■ **Exercise task**: Check every line below for the word "Category" and copy each one that has it.
-- BEGIN Provided data --
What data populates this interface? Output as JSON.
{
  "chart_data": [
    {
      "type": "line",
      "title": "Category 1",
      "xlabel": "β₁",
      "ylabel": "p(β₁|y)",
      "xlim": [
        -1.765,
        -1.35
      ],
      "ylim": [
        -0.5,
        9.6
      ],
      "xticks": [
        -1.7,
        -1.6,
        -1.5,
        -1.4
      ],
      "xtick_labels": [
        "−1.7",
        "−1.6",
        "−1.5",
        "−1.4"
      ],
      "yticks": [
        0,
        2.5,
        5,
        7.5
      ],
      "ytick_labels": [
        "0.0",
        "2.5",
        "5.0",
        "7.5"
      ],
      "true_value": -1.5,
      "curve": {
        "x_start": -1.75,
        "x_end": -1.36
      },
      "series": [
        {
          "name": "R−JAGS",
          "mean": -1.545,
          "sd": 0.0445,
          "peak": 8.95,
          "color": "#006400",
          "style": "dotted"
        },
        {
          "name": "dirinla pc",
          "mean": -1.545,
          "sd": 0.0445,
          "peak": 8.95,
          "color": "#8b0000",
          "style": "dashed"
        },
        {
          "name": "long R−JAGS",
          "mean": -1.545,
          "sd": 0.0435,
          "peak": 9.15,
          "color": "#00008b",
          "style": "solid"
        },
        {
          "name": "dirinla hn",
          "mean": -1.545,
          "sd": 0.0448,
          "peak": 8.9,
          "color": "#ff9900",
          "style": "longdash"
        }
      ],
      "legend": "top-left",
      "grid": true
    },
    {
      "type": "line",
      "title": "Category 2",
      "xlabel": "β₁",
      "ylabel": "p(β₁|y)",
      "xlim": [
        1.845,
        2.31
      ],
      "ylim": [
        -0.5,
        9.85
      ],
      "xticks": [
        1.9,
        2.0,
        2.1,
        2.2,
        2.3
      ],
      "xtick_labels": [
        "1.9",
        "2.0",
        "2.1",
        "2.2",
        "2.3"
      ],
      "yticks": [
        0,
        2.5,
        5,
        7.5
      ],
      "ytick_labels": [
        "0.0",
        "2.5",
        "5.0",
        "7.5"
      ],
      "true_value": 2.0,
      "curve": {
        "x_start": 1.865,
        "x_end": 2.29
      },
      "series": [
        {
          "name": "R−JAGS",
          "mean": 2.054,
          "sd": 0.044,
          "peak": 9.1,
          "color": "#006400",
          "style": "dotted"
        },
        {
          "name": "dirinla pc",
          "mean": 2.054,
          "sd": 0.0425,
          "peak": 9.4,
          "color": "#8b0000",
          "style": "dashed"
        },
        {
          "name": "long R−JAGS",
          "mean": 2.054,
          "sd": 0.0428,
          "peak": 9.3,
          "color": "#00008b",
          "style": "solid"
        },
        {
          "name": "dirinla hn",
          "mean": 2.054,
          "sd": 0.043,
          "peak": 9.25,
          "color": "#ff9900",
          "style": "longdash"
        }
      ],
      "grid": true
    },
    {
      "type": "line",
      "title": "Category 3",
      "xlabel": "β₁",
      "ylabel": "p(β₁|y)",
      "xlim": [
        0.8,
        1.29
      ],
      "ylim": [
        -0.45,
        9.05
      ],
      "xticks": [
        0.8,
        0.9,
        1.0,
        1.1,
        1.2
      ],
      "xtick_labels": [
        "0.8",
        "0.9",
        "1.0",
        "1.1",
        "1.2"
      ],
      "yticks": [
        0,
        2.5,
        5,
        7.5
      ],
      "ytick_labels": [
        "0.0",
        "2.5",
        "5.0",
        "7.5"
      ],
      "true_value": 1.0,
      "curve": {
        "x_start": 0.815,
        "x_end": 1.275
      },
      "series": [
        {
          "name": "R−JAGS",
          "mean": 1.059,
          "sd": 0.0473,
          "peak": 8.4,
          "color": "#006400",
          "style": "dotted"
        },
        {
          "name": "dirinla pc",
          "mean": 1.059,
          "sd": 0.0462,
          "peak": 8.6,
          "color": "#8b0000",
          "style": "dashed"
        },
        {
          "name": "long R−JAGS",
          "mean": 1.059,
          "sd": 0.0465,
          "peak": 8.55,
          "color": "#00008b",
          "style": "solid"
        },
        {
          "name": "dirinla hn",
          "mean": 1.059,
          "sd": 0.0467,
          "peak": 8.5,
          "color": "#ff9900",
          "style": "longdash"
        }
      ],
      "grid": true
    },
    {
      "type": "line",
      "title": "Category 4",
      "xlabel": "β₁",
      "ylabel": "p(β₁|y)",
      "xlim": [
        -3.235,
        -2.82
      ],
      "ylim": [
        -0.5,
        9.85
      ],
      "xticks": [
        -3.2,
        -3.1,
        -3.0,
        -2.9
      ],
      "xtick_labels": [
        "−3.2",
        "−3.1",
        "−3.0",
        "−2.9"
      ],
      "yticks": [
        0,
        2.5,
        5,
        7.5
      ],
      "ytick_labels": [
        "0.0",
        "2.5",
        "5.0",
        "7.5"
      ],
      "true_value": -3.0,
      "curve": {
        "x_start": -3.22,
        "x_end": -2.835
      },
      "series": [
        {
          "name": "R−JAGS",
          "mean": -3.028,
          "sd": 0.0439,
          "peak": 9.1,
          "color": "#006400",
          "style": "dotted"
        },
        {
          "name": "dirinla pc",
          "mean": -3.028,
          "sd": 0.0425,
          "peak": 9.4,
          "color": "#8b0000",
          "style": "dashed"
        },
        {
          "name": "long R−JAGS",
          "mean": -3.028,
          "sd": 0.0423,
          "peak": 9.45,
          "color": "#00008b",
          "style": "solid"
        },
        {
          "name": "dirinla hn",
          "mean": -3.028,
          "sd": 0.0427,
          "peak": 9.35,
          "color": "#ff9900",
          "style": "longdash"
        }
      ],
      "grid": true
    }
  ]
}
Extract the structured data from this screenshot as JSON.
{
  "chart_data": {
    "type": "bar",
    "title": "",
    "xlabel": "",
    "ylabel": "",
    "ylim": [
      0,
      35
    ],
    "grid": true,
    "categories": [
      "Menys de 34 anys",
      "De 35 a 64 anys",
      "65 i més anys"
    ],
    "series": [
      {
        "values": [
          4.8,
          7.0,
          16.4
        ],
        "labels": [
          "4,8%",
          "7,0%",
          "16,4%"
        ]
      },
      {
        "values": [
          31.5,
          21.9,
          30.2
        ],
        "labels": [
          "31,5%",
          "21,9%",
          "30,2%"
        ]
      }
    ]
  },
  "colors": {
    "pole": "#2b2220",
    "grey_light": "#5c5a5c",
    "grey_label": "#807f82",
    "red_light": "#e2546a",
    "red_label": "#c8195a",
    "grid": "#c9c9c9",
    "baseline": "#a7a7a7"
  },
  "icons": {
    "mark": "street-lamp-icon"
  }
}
-- END Provided data --
■ **The reply**:
      "title": "Category 1",
      "title": "Category 2",
      "title": "Category 3",
      "title": "Category 4",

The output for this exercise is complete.